* GIVEN INSTRUCTION: How many lines in the listing below include the word "this"? Reply with the count alone.

(Rows from a figure dataset)
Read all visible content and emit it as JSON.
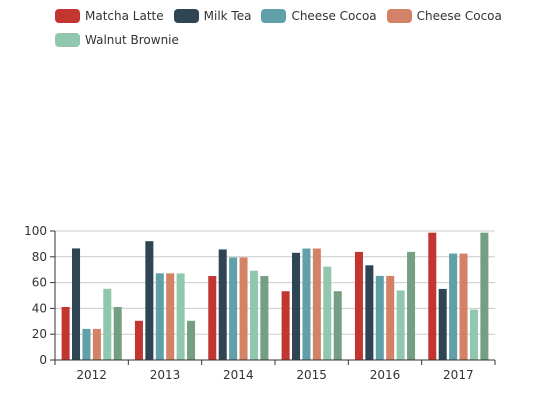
{
  "chart_data": {
    "type": "bar",
    "categories": [
      "2012",
      "2013",
      "2014",
      "2015",
      "2016",
      "2017"
    ],
    "series": [
      {
        "name": "Matcha Latte",
        "color": "#c23531",
        "values": [
          41.1,
          30.4,
          65.1,
          53.3,
          83.8,
          98.7
        ]
      },
      {
        "name": "Milk Tea",
        "color": "#2f4554",
        "values": [
          86.5,
          92.1,
          85.7,
          83.1,
          73.4,
          55.1
        ]
      },
      {
        "name": "Cheese Cocoa",
        "color": "#61a0a8",
        "values": [
          24.1,
          67.2,
          79.5,
          86.4,
          65.2,
          82.5
        ]
      },
      {
        "name": "Cheese Cocoa",
        "color": "#d48265",
        "values": [
          24.1,
          67.2,
          79.5,
          86.4,
          65.2,
          82.5
        ]
      },
      {
        "name": "Walnut Brownie",
        "color": "#91c7ae",
        "values": [
          55.2,
          67.1,
          69.2,
          72.4,
          53.9,
          39.1
        ]
      },
      {
        "name": "",
        "color": "#749f83",
        "values": [
          41.1,
          30.4,
          65.1,
          53.3,
          83.8,
          98.7
        ]
      }
    ],
    "yticks": [
      "0",
      "20",
      "40",
      "60",
      "80",
      "100"
    ],
    "ylim": [
      0,
      100
    ],
    "grid": true,
    "legend_position": "top-left"
  }
}
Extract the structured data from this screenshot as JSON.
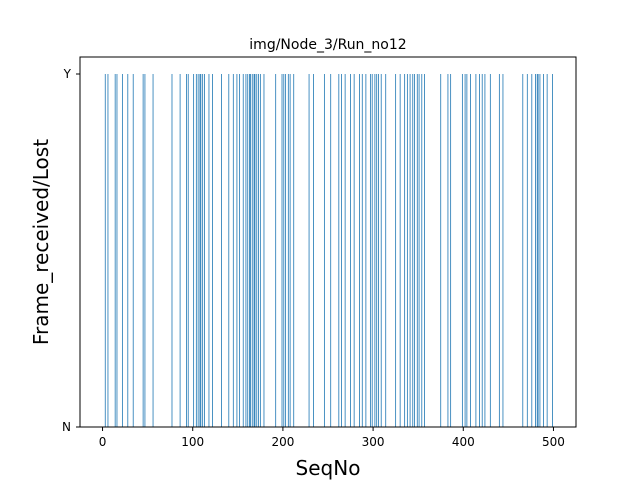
{
  "chart_data": {
    "type": "bar",
    "title": "img/Node_3/Run_no12",
    "xlabel": "SeqNo",
    "ylabel": "Frame_received/Lost",
    "xlim": [
      -25,
      525
    ],
    "ylim": [
      0,
      1
    ],
    "x_ticks": [
      0,
      100,
      200,
      300,
      400,
      500
    ],
    "y_ticks": [
      {
        "value": 0,
        "label": "N"
      },
      {
        "value": 1,
        "label": "Y"
      }
    ],
    "bar_color": "#1f77b4",
    "bar_width": 0.8,
    "grid": false,
    "series": [
      {
        "values_x": [
          3,
          6,
          14,
          16,
          22,
          28,
          34,
          45,
          47,
          56,
          77,
          86,
          93,
          95,
          101,
          104,
          106,
          108,
          109,
          111,
          113,
          118,
          122,
          132,
          140,
          145,
          149,
          152,
          156,
          159,
          161,
          163,
          164,
          166,
          168,
          169,
          171,
          173,
          175,
          179,
          192,
          199,
          201,
          203,
          206,
          208,
          212,
          229,
          234,
          246,
          253,
          262,
          265,
          269,
          275,
          279,
          285,
          288,
          292,
          297,
          299,
          302,
          304,
          306,
          309,
          314,
          325,
          330,
          335,
          338,
          341,
          344,
          346,
          349,
          351,
          354,
          357,
          375,
          383,
          386,
          399,
          402,
          404,
          408,
          414,
          418,
          421,
          424,
          430,
          440,
          444,
          466,
          471,
          476,
          480,
          482,
          483,
          485,
          489,
          493,
          499
        ],
        "values_y": 1
      }
    ]
  }
}
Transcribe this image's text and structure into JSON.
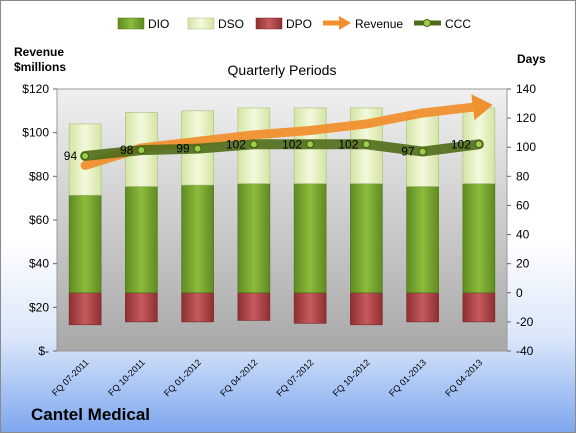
{
  "company": "Cantel Medical",
  "chart_data": {
    "type": "bar",
    "title": "Quarterly Periods",
    "categories": [
      "FQ 07-2011",
      "FQ 10-2011",
      "FQ 01-2012",
      "FQ 04-2012",
      "FQ 07-2012",
      "FQ 10-2012",
      "FQ 01-2013",
      "FQ 04-2013"
    ],
    "left_axis": {
      "label_line1": "Revenue",
      "label_line2": "$millions",
      "range": [
        0,
        120
      ],
      "ticks": [
        "$-",
        "$20",
        "$40",
        "$60",
        "$80",
        "$100",
        "$120"
      ]
    },
    "right_axis": {
      "label": "Days",
      "range": [
        -40,
        140
      ],
      "ticks": [
        "-40",
        "-20",
        "0",
        "20",
        "40",
        "60",
        "80",
        "100",
        "120",
        "140"
      ]
    },
    "legend": {
      "placement": "top",
      "entries": [
        "DIO",
        "DSO",
        "DPO",
        "Revenue",
        "CCC"
      ]
    },
    "series": [
      {
        "name": "DIO",
        "axis": "days",
        "color": "#78a830",
        "values": [
          67,
          73,
          74,
          75,
          75,
          75,
          73,
          75
        ]
      },
      {
        "name": "DSO",
        "axis": "days",
        "color": "#e8f2c4",
        "values": [
          49,
          51,
          51,
          52,
          52,
          52,
          51,
          52
        ]
      },
      {
        "name": "DPO",
        "axis": "days",
        "color": "#b5474a",
        "values": [
          -22,
          -20,
          -20,
          -19,
          -21,
          -22,
          -20,
          -20
        ]
      },
      {
        "name": "Revenue",
        "axis": "revenue",
        "color": "#f0902f",
        "values": [
          85,
          93,
          96,
          99,
          101,
          104,
          109,
          112
        ]
      },
      {
        "name": "CCC",
        "axis": "days",
        "color": "#4f6b1a",
        "values": [
          94,
          98,
          99,
          102,
          102,
          102,
          97,
          102
        ]
      }
    ],
    "data_labels": [
      "94",
      "98",
      "99",
      "102",
      "102",
      "102",
      "97",
      "102"
    ]
  }
}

* EXERCISE RESPONSE: 2